# The problem
Give all of the lines again exactly as they read.

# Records
++++++++++++++++++++

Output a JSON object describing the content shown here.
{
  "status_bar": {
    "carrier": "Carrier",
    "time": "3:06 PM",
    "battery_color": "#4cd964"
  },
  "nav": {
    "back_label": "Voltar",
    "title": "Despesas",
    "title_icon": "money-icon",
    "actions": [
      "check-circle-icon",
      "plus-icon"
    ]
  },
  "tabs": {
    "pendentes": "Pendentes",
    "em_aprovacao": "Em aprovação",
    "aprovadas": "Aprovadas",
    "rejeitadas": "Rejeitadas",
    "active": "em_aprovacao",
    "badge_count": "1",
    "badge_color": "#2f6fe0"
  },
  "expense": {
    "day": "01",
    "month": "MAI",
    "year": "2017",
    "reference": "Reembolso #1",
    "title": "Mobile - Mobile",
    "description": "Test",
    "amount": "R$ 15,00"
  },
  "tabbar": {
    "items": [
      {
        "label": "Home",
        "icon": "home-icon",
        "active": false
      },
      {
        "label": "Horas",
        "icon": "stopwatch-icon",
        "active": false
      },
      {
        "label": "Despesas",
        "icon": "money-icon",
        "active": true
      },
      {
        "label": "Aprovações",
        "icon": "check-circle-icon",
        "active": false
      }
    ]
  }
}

++++++++++++++++++++

# Correct answer
Output a JSON object describing the content shown here.
{
  "status_bar": {
    "carrier": "Carrier",
    "time": "3:06 PM",
    "battery_color": "#4cd964"
  },
  "nav": {
    "back_label": "Voltar",
    "title": "Despesas",
    "title_icon": "money-icon",
    "actions": [
      "check-circle-icon",
      "plus-icon"
    ]
  },
  "tabs": {
    "pendentes": "Pendentes",
    "em_aprovacao": "Em aprovação",
    "aprovadas": "Aprovadas",
    "rejeitadas": "Rejeitadas",
    "active": "em_aprovacao",
    "badge_count": "1",
    "badge_color": "#2f6fe0"
  },
  "expense": {
    "day": "01",
    "month": "MAI",
    "year": "2017",
    "reference": "Reembolso #1",
    "title": "Mobile - Mobile",
    "description": "Test",
    "amount": "R$ 15,00"
  },
  "tabbar": {
    "items": [
      {
        "label": "Home",
        "icon": "home-icon",
        "active": false
      },
      {
        "label": "Horas",
        "icon": "stopwatch-icon",
        "active": false
      },
      {
        "label": "Despesas",
        "icon": "money-icon",
        "active": true
      },
      {
        "label": "Aprovações",
        "icon": "check-circle-icon",
        "active": false
      }
    ]
  }
}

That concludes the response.